**STATED TASK:**
Copy every line in which the string "Transcribe" occurs.

☆ ☆ ☆ ☆ ☆

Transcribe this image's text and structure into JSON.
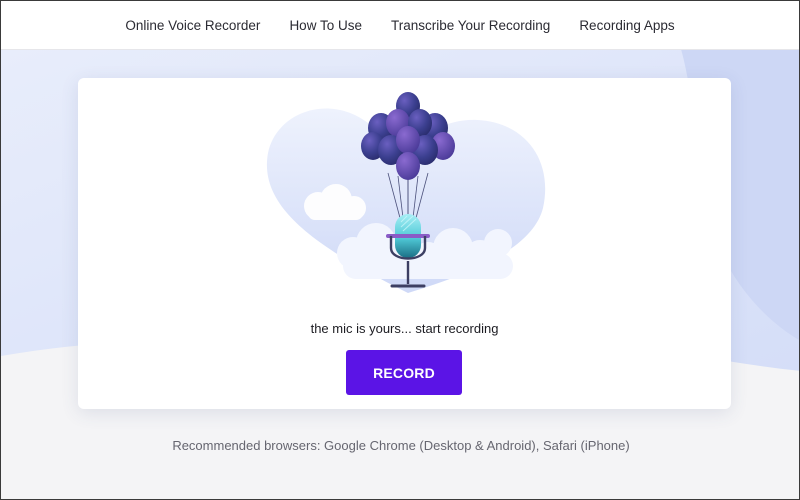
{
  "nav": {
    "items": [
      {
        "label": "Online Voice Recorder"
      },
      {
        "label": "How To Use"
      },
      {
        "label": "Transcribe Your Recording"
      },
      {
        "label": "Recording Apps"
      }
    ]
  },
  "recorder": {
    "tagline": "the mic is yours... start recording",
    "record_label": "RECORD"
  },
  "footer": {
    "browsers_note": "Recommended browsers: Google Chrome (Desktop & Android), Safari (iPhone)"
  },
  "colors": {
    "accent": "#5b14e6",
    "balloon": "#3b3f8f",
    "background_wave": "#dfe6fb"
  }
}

☆ ☆ ☆ ☆ ☆

**ANSWER BELOW:**
Transcribe this image's text and structure into JSON.
        "label": "Transcribe Your Recording"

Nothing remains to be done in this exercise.